STATED TASK:
The records below need retyping in full; give them again exactly.

MATERIAL FOR THIS EXERCISE:
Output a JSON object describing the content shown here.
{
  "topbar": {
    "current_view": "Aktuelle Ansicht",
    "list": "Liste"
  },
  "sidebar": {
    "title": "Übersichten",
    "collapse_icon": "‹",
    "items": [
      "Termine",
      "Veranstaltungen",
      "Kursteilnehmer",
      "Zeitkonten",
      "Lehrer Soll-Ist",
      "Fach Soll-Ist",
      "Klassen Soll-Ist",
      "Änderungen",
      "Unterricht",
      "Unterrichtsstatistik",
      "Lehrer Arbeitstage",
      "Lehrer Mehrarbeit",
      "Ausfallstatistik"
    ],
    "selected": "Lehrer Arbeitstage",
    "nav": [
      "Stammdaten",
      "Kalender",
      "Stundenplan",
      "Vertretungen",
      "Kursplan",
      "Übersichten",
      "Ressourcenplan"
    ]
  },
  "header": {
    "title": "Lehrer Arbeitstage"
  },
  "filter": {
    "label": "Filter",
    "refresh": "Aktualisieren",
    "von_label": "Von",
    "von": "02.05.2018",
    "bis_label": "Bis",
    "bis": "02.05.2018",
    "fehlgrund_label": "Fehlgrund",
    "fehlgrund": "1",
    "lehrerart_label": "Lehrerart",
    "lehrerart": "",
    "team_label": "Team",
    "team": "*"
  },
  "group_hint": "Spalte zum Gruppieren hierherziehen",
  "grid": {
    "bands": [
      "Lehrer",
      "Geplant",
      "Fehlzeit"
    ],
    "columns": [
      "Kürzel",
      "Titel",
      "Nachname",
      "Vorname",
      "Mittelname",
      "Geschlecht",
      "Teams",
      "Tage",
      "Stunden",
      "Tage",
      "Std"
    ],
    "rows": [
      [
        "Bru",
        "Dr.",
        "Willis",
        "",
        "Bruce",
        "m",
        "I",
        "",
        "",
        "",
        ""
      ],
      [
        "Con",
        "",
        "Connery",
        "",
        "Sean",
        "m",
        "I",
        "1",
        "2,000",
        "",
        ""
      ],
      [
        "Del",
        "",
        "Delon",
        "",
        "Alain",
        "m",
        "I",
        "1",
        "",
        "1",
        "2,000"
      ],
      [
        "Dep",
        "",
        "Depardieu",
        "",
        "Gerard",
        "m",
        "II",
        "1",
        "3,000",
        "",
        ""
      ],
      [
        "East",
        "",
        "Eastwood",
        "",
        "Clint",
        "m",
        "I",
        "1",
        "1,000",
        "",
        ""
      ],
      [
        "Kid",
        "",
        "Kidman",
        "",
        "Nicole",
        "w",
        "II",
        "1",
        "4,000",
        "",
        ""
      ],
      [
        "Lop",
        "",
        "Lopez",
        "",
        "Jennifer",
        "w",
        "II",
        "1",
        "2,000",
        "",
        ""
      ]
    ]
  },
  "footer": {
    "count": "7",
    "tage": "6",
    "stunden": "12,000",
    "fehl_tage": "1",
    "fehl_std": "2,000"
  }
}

TASK OUTPUT:
Output a JSON object describing the content shown here.
{
  "topbar": {
    "current_view": "Aktuelle Ansicht",
    "list": "Liste"
  },
  "sidebar": {
    "title": "Übersichten",
    "collapse_icon": "‹",
    "items": [
      "Termine",
      "Veranstaltungen",
      "Kursteilnehmer",
      "Zeitkonten",
      "Lehrer Soll-Ist",
      "Fach Soll-Ist",
      "Klassen Soll-Ist",
      "Änderungen",
      "Unterricht",
      "Unterrichtsstatistik",
      "Lehrer Arbeitstage",
      "Lehrer Mehrarbeit",
      "Ausfallstatistik"
    ],
    "selected": "Lehrer Arbeitstage",
    "nav": [
      "Stammdaten",
      "Kalender",
      "Stundenplan",
      "Vertretungen",
      "Kursplan",
      "Übersichten",
      "Ressourcenplan"
    ]
  },
  "header": {
    "title": "Lehrer Arbeitstage"
  },
  "filter": {
    "label": "Filter",
    "refresh": "Aktualisieren",
    "von_label": "Von",
    "von": "02.05.2018",
    "bis_label": "Bis",
    "bis": "02.05.2018",
    "fehlgrund_label": "Fehlgrund",
    "fehlgrund": "1",
    "lehrerart_label": "Lehrerart",
    "lehrerart": "",
    "team_label": "Team",
    "team": "*"
  },
  "group_hint": "Spalte zum Gruppieren hierherziehen",
  "grid": {
    "bands": [
      "Lehrer",
      "Geplant",
      "Fehlzeit"
    ],
    "columns": [
      "Kürzel",
      "Titel",
      "Nachname",
      "Vorname",
      "Mittelname",
      "Geschlecht",
      "Teams",
      "Tage",
      "Stunden",
      "Tage",
      "Std"
    ],
    "rows": [
      [
        "Bru",
        "Dr.",
        "Willis",
        "",
        "Bruce",
        "m",
        "I",
        "",
        "",
        "",
        ""
      ],
      [
        "Con",
        "",
        "Connery",
        "",
        "Sean",
        "m",
        "I",
        "1",
        "2,000",
        "",
        ""
      ],
      [
        "Del",
        "",
        "Delon",
        "",
        "Alain",
        "m",
        "I",
        "1",
        "",
        "1",
        "2,000"
      ],
      [
        "Dep",
        "",
        "Depardieu",
        "",
        "Gerard",
        "m",
        "II",
        "1",
        "3,000",
        "",
        ""
      ],
      [
        "East",
        "",
        "Eastwood",
        "",
        "Clint",
        "m",
        "I",
        "1",
        "1,000",
        "",
        ""
      ],
      [
        "Kid",
        "",
        "Kidman",
        "",
        "Nicole",
        "w",
        "II",
        "1",
        "4,000",
        "",
        ""
      ],
      [
        "Lop",
        "",
        "Lopez",
        "",
        "Jennifer",
        "w",
        "II",
        "1",
        "2,000",
        "",
        ""
      ]
    ]
  },
  "footer": {
    "count": "7",
    "tage": "6",
    "stunden": "12,000",
    "fehl_tage": "1",
    "fehl_std": "2,000"
  }
}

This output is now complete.